**Given problem:**
Copy out all of the records below word for word, omitting the pictures.

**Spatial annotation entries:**
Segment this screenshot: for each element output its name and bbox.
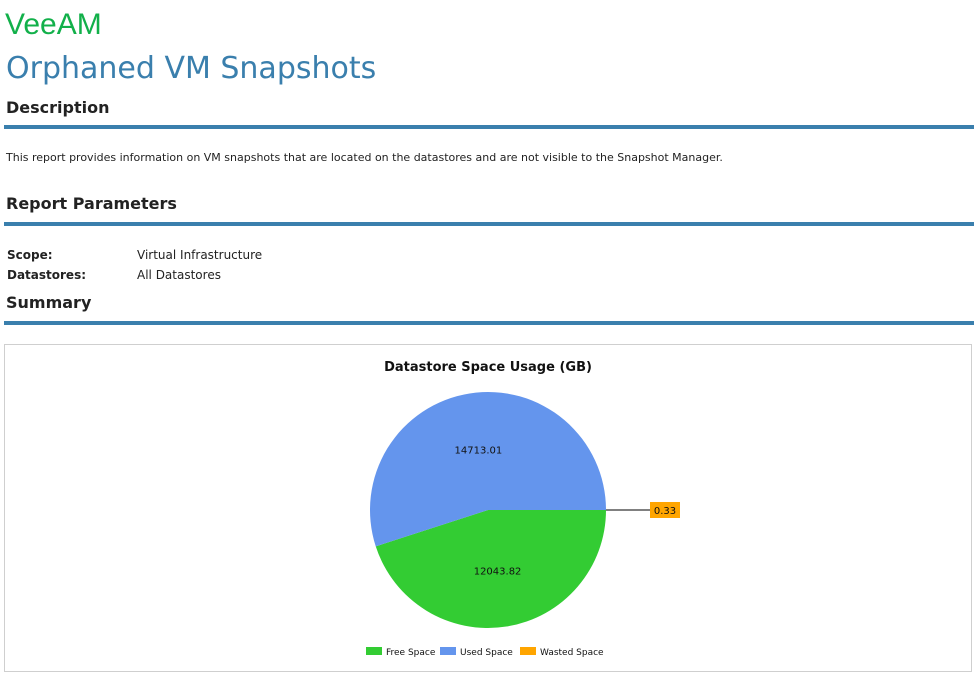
veeam-logo: VeeAM [5,8,102,41]
param-value: Virtual Infrastructure [137,248,263,262]
pie-slice-free-space [375,510,606,628]
param-value: All Datastores [137,268,221,282]
chart-title: Datastore Space Usage (GB) [384,360,592,375]
description-heading: Description [6,98,110,117]
param-label: Scope: [7,248,53,262]
data-label-box-wasted-space [650,501,680,518]
legend-label-used-space: Used Space [460,648,513,658]
pie-chart-svg: Datastore Space Usage (GB) 12043.82 14713… [366,360,680,658]
summary-divider [4,321,974,325]
legend-label-free-space: Free Space [386,648,436,658]
report-title: Orphaned VM Snapshots [6,51,377,86]
report-parameters-heading: Report Parameters [6,194,177,213]
report-parameters-divider [4,222,974,226]
description-divider [4,125,974,129]
legend-swatch-used-space [440,647,456,655]
legend-label-wasted-space: Wasted Space [540,648,604,658]
param-label: Datastores: [7,268,87,282]
pie-slice-used-space [369,391,606,547]
data-label-free-space: 12043.82 [474,567,522,578]
description-text: This report provides information on VM s… [6,151,723,164]
data-label-used-space: 14713.01 [455,445,503,456]
legend-swatch-wasted-space [520,647,536,655]
data-label-wasted-space: 0.33 [654,506,676,517]
legend-swatch-free-space [366,647,382,655]
datastore-space-chart: Datastore Space Usage (GB) 12043.82 14713… [4,344,972,672]
summary-heading: Summary [6,293,92,312]
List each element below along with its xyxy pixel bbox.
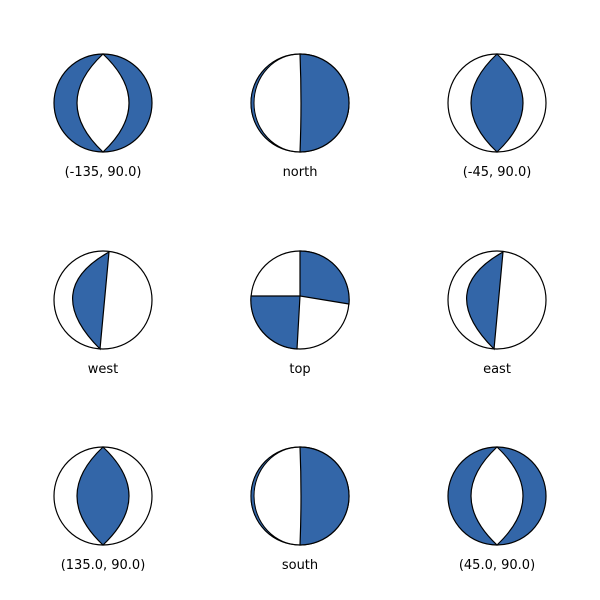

**Answer to this task:**
Segment this screenshot: for each element output its name and bbox.
veeam-logo: VeeAM [5,8,102,41]
param-value: Virtual Infrastructure [137,248,263,262]
pie-slice-free-space [375,510,606,628]
param-value: All Datastores [137,268,221,282]
chart-title: Datastore Space Usage (GB) [384,360,592,375]
description-heading: Description [6,98,110,117]
param-label: Scope: [7,248,53,262]
data-label-box-wasted-space [650,501,680,518]
legend-label-used-space: Used Space [460,648,513,658]
pie-chart-svg: Datastore Space Usage (GB) 12043.82 14713… [366,360,680,658]
summary-divider [4,321,974,325]
legend-label-free-space: Free Space [386,648,436,658]
report-title: Orphaned VM Snapshots [6,51,377,86]
report-parameters-heading: Report Parameters [6,194,177,213]
report-parameters-divider [4,222,974,226]
description-divider [4,125,974,129]
legend-swatch-used-space [440,647,456,655]
legend-label-wasted-space: Wasted Space [540,648,604,658]
param-label: Datastores: [7,268,87,282]
pie-slice-used-space [369,391,606,547]
data-label-free-space: 12043.82 [474,567,522,578]
description-text: This report provides information on VM s… [6,151,723,164]
data-label-used-space: 14713.01 [455,445,503,456]
legend-swatch-wasted-space [520,647,536,655]
data-label-wasted-space: 0.33 [654,506,676,517]
legend-swatch-free-space [366,647,382,655]
datastore-space-chart: Datastore Space Usage (GB) 12043.82 14713… [4,344,972,672]
summary-heading: Summary [6,293,92,312]
List each element below along with its xyxy pixel bbox.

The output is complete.